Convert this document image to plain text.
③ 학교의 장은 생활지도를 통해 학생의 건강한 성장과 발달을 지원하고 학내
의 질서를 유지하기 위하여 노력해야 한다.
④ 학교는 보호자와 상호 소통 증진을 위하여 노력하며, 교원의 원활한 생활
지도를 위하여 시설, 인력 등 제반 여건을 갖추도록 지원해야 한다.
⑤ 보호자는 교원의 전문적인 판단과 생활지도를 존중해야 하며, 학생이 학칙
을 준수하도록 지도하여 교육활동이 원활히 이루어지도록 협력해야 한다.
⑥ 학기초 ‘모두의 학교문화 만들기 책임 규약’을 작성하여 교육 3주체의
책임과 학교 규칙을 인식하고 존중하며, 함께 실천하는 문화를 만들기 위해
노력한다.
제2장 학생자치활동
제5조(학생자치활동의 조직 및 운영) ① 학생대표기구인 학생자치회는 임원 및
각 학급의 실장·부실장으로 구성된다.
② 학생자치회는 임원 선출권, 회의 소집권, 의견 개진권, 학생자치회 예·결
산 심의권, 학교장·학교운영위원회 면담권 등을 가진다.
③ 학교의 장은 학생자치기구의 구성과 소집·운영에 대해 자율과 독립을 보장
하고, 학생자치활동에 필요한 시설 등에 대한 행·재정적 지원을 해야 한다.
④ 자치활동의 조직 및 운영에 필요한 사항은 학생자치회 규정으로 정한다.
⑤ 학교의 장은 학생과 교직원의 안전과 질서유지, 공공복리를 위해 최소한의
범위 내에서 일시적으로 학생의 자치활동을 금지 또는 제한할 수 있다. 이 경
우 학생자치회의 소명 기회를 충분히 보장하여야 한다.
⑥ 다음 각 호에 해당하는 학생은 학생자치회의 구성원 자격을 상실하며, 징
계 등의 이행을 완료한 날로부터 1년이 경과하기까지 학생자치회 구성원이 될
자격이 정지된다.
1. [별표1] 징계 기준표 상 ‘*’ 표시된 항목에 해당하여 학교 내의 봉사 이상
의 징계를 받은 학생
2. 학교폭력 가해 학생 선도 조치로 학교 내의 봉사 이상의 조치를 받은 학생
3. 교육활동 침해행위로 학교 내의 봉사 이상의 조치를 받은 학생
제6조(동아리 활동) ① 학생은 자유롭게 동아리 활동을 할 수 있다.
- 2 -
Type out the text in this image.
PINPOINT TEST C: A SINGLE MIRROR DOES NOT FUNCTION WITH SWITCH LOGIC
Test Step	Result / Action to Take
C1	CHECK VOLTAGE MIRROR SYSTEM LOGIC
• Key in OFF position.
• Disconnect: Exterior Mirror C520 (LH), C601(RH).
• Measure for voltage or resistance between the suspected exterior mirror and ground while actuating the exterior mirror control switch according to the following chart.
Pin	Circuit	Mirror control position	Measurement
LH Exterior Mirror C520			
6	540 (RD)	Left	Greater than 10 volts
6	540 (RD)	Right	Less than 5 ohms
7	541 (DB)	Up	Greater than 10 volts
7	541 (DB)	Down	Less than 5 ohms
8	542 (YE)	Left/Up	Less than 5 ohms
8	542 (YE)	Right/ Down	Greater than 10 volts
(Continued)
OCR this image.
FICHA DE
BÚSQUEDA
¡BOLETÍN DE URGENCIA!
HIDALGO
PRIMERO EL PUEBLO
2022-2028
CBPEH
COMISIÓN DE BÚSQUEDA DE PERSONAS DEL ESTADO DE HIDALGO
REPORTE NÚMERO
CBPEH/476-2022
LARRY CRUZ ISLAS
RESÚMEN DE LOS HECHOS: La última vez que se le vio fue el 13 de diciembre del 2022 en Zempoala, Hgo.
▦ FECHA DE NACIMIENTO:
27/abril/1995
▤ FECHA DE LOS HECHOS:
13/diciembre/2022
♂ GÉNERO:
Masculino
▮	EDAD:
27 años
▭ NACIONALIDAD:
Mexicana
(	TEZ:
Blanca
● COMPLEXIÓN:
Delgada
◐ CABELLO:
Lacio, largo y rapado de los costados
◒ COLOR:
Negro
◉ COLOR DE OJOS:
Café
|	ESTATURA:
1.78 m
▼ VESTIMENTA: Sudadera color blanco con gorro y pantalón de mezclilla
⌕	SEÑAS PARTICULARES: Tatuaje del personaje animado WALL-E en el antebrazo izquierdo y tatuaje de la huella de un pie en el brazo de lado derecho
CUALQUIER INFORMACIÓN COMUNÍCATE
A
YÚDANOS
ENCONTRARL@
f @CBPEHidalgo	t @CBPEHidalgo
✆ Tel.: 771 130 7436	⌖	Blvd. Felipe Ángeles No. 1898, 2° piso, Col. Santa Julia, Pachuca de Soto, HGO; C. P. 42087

============

■ SET PROBLEM ■
Would you quote, exactly and only, the lines from the one containing "OCR this image." to the end of the entries?

■ OUTPUT OF THE TASK ■
OCR this image.
FICHA DE
BÚSQUEDA
¡BOLETÍN DE URGENCIA!
HIDALGO
PRIMERO EL PUEBLO
2022-2028
CBPEH
COMISIÓN DE BÚSQUEDA DE PERSONAS DEL ESTADO DE HIDALGO
REPORTE NÚMERO
CBPEH/476-2022
LARRY CRUZ ISLAS
RESÚMEN DE LOS HECHOS: La última vez que se le vio fue el 13 de diciembre del 2022 en Zempoala, Hgo.
▦ FECHA DE NACIMIENTO:
27/abril/1995
▤ FECHA DE LOS HECHOS:
13/diciembre/2022
♂ GÉNERO:
Masculino
▮	EDAD:
27 años
▭ NACIONALIDAD:
Mexicana
(	TEZ:
Blanca
● COMPLEXIÓN:
Delgada
◐ CABELLO:
Lacio, largo y rapado de los costados
◒ COLOR:
Negro
◉ COLOR DE OJOS:
Café
|	ESTATURA:
1.78 m
▼ VESTIMENTA: Sudadera color blanco con gorro y pantalón de mezclilla
⌕	SEÑAS PARTICULARES: Tatuaje del personaje animado WALL-E en el antebrazo izquierdo y tatuaje de la huella de un pie en el brazo de lado derecho
CUALQUIER INFORMACIÓN COMUNÍCATE
A
YÚDANOS
ENCONTRARL@
f @CBPEHidalgo	t @CBPEHidalgo
✆ Tel.: 771 130 7436	⌖	Blvd. Felipe Ángeles No. 1898, 2° piso, Col. Santa Julia, Pachuca de Soto, HGO; C. P. 42087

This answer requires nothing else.